Supplied information
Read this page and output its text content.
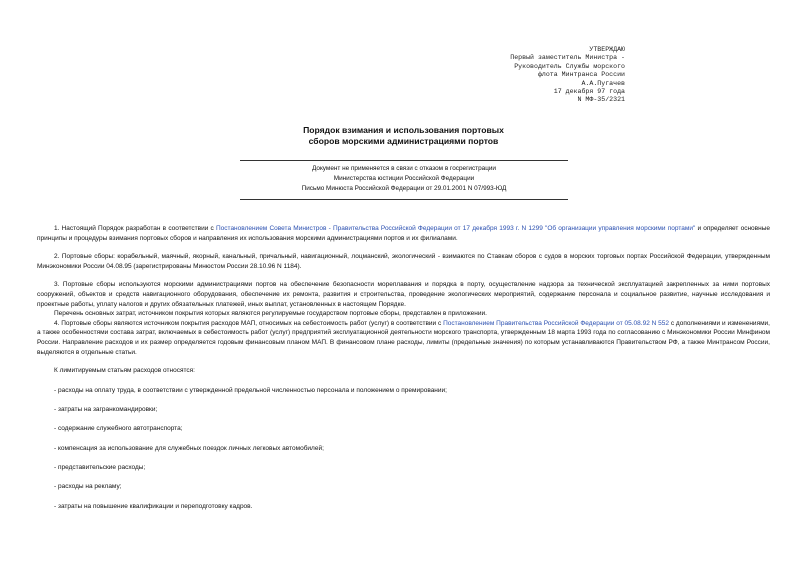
УТВЕРЖДАЮ
Первый заместитель Министра -
Руководитель Службы морского
флота Минтранса России
А.А.Пугачев
17 декабря 97 года
N МФ-35/2321
Порядок взимания и использования портовых
сборов морскими администрациями портов
Документ не применяется в связи с отказом в госрегистрации
Министерства юстиции Российской Федерации
Письмо Минюста Российской Федерации от 29.01.2001 N 07/993-ЮД

1. Настоящий Порядок разработан в соответствии с Постановлением Совета Министров - Правительства Российской Федерации от 17 декабря 1993 г. N 1299 "Об организации управления морскими портами" и определяет основные принципы и процедуры взимания портовых сборов и направления их использования морскими администрациями портов и их филиалами.

2. Портовые сборы: корабельный, маячный, якорный, канальный, причальный, навигационный, лоцманский, экологический - взимаются по Ставкам сборов с судов в морских торговых портах Российской Федерации, утвержденным Минэкономики России 04.08.95 (зарегистрированы Минюстом России 28.10.96 N 1184).

3. Портовые сборы используются морскими администрациями портов на обеспечение безопасности мореплавания и порядка в порту, осуществление надзора за технической эксплуатацией закрепленных за ними портовых сооружений, объектов и средств навигационного оборудования, обеспечение их ремонта, развития и строительства, проведение экологических мероприятий, содержание персонала и социальное развитие, научные исследования и проектные работы, уплату налогов и других обязательных платежей, иных выплат, установленных в настоящем Порядке.

Перечень основных затрат, источником покрытия которых являются регулируемые государством портовые сборы, представлен в приложении.

4. Портовые сборы являются источником покрытия расходов МАП, относимых на себестоимость работ (услуг) в соответствии с Постановлением Правительства Российской Федерации от 05.08.92 N 552 с дополнениями и изменениями, а также особенностями состава затрат, включаемых в себестоимость работ (услуг) предприятий эксплуатационной деятельности морского транспорта, утвержденным 18 марта 1993 года по согласованию с Минэкономики России Минфином России. Направление расходов и их размер определяется годовым финансовым планом МАП. В финансовом плане расходы, лимиты (предельные значения) по которым устанавливаются Правительством РФ, а также Минтрансом России, выделяются в отдельные статьи.

К лимитируемым статьям расходов относятся:

- расходы на оплату труда, в соответствии с утвержденной предельной численностью персонала и положением о премировании;

- затраты на загранкомандировки;

- содержание служебного автотранспорта;

- компенсация за использование для служебных поездок личных легковых автомобилей;

- представительские расходы;

- расходы на рекламу;

- затраты на повышение квалификации и переподготовку кадров.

Task details
In the records above, find the lines containing "затраты" and copy them.

Response to this task
- затраты на загранкомандировки;
- затраты на повышение квалификации и переподготовку кадров.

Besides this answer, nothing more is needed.